┌─ Data listing
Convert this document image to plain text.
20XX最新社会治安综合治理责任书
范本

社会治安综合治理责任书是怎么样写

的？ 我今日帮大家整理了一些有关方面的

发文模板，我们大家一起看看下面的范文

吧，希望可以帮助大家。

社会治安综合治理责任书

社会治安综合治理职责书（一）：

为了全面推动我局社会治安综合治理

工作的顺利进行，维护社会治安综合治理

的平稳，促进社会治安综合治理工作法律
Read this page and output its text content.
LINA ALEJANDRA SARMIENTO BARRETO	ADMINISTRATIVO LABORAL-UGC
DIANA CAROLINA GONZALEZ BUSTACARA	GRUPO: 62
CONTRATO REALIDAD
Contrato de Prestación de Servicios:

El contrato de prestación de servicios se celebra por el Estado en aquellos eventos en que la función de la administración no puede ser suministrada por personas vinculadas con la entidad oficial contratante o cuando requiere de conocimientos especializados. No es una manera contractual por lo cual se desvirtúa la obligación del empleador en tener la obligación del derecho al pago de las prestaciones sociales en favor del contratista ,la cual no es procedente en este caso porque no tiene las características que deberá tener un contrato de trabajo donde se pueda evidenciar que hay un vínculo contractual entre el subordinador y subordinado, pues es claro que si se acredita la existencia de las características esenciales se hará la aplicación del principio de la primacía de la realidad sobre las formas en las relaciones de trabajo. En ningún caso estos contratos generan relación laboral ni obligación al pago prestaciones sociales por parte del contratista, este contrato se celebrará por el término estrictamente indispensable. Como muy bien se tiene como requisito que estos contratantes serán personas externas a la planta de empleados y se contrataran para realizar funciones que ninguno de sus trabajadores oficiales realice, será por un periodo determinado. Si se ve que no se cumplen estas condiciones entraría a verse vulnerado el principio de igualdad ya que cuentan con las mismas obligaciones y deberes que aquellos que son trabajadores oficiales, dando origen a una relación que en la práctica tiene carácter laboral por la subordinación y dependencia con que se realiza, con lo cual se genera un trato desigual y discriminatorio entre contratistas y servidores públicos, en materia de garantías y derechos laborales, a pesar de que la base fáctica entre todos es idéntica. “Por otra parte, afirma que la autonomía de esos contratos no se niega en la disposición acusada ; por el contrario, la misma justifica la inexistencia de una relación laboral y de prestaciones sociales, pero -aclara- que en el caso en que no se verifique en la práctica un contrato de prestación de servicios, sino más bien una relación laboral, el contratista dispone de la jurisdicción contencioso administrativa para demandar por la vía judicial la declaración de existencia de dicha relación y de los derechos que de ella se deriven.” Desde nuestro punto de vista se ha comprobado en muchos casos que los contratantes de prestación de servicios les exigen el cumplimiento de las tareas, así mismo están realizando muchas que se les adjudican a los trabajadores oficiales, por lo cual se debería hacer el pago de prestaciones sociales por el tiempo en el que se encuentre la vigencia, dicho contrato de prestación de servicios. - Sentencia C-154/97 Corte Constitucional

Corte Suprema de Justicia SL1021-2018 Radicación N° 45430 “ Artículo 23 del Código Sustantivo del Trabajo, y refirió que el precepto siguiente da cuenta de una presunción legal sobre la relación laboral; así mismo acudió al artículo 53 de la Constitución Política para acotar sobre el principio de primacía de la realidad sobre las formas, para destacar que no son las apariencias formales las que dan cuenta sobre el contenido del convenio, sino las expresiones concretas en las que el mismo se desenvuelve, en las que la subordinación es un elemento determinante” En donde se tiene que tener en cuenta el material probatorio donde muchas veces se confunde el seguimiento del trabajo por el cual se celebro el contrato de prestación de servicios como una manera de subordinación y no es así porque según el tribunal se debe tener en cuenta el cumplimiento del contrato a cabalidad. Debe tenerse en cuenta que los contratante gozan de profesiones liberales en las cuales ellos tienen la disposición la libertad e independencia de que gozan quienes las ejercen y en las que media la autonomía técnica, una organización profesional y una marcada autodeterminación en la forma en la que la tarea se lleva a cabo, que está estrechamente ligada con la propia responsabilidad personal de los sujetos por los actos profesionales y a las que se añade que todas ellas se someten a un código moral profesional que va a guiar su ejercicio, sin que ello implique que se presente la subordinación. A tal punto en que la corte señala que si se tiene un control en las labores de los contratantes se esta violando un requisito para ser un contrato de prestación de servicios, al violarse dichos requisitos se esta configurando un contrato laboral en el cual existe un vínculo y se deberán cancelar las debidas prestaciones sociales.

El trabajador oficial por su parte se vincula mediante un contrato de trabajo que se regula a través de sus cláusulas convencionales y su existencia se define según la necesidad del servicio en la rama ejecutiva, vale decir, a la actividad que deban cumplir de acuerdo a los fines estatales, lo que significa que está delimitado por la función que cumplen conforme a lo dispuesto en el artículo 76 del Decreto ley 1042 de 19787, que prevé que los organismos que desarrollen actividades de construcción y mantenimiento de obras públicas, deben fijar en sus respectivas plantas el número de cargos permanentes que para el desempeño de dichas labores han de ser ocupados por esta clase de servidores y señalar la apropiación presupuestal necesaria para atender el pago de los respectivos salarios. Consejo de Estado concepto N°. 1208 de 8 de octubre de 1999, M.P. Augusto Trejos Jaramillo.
└─
- _Do this_:
Every entry should be output exactly as written, please.

- _Task output_:
Convert this document image to plain text.
20XX最新社会治安综合治理责任书
范本

社会治安综合治理责任书是怎么样写

的？ 我今日帮大家整理了一些有关方面的

发文模板，我们大家一起看看下面的范文

吧，希望可以帮助大家。

社会治安综合治理责任书

社会治安综合治理职责书（一）：

为了全面推动我局社会治安综合治理

工作的顺利进行，维护社会治安综合治理

的平稳，促进社会治安综合治理工作法律
Read this page and output its text content.
LINA ALEJANDRA SARMIENTO BARRETO	ADMINISTRATIVO LABORAL-UGC
DIANA CAROLINA GONZALEZ BUSTACARA	GRUPO: 62
CONTRATO REALIDAD
Contrato de Prestación de Servicios:

El contrato de prestación de servicios se celebra por el Estado en aquellos eventos en que la función de la administración no puede ser suministrada por personas vinculadas con la entidad oficial contratante o cuando requiere de conocimientos especializados. No es una manera contractual por lo cual se desvirtúa la obligación del empleador en tener la obligación del derecho al pago de las prestaciones sociales en favor del contratista ,la cual no es procedente en este caso porque no tiene las características que deberá tener un contrato de trabajo donde se pueda evidenciar que hay un vínculo contractual entre el subordinador y subordinado, pues es claro que si se acredita la existencia de las características esenciales se hará la aplicación del principio de la primacía de la realidad sobre las formas en las relaciones de trabajo. En ningún caso estos contratos generan relación laboral ni obligación al pago prestaciones sociales por parte del contratista, este contrato se celebrará por el término estrictamente indispensable. Como muy bien se tiene como requisito que estos contratantes serán personas externas a la planta de empleados y se contrataran para realizar funciones que ninguno de sus trabajadores oficiales realice, será por un periodo determinado. Si se ve que no se cumplen estas condiciones entraría a verse vulnerado el principio de igualdad ya que cuentan con las mismas obligaciones y deberes que aquellos que son trabajadores oficiales, dando origen a una relación que en la práctica tiene carácter laboral por la subordinación y dependencia con que se realiza, con lo cual se genera un trato desigual y discriminatorio entre contratistas y servidores públicos, en materia de garantías y derechos laborales, a pesar de que la base fáctica entre todos es idéntica. “Por otra parte, afirma que la autonomía de esos contratos no se niega en la disposición acusada ; por el contrario, la misma justifica la inexistencia de una relación laboral y de prestaciones sociales, pero -aclara- que en el caso en que no se verifique en la práctica un contrato de prestación de servicios, sino más bien una relación laboral, el contratista dispone de la jurisdicción contencioso administrativa para demandar por la vía judicial la declaración de existencia de dicha relación y de los derechos que de ella se deriven.” Desde nuestro punto de vista se ha comprobado en muchos casos que los contratantes de prestación de servicios les exigen el cumplimiento de las tareas, así mismo están realizando muchas que se les adjudican a los trabajadores oficiales, por lo cual se debería hacer el pago de prestaciones sociales por el tiempo en el que se encuentre la vigencia, dicho contrato de prestación de servicios. - Sentencia C-154/97 Corte Constitucional

Corte Suprema de Justicia SL1021-2018 Radicación N° 45430 “ Artículo 23 del Código Sustantivo del Trabajo, y refirió que el precepto siguiente da cuenta de una presunción legal sobre la relación laboral; así mismo acudió al artículo 53 de la Constitución Política para acotar sobre el principio de primacía de la realidad sobre las formas, para destacar que no son las apariencias formales las que dan cuenta sobre el contenido del convenio, sino las expresiones concretas en las que el mismo se desenvuelve, en las que la subordinación es un elemento determinante” En donde se tiene que tener en cuenta el material probatorio donde muchas veces se confunde el seguimiento del trabajo por el cual se celebro el contrato de prestación de servicios como una manera de subordinación y no es así porque según el tribunal se debe tener en cuenta el cumplimiento del contrato a cabalidad. Debe tenerse en cuenta que los contratante gozan de profesiones liberales en las cuales ellos tienen la disposición la libertad e independencia de que gozan quienes las ejercen y en las que media la autonomía técnica, una organización profesional y una marcada autodeterminación en la forma en la que la tarea se lleva a cabo, que está estrechamente ligada con la propia responsabilidad personal de los sujetos por los actos profesionales y a las que se añade que todas ellas se someten a un código moral profesional que va a guiar su ejercicio, sin que ello implique que se presente la subordinación. A tal punto en que la corte señala que si se tiene un control en las labores de los contratantes se esta violando un requisito para ser un contrato de prestación de servicios, al violarse dichos requisitos se esta configurando un contrato laboral en el cual existe un vínculo y se deberán cancelar las debidas prestaciones sociales.

El trabajador oficial por su parte se vincula mediante un contrato de trabajo que se regula a través de sus cláusulas convencionales y su existencia se define según la necesidad del servicio en la rama ejecutiva, vale decir, a la actividad que deban cumplir de acuerdo a los fines estatales, lo que significa que está delimitado por la función que cumplen conforme a lo dispuesto en el artículo 76 del Decreto ley 1042 de 19787, que prevé que los organismos que desarrollen actividades de construcción y mantenimiento de obras públicas, deben fijar en sus respectivas plantas el número de cargos permanentes que para el desempeño de dichas labores han de ser ocupados por esta clase de servidores y señalar la apropiación presupuestal necesaria para atender el pago de los respectivos salarios. Consejo de Estado concepto N°. 1208 de 8 de octubre de 1999, M.P. Augusto Trejos Jaramillo.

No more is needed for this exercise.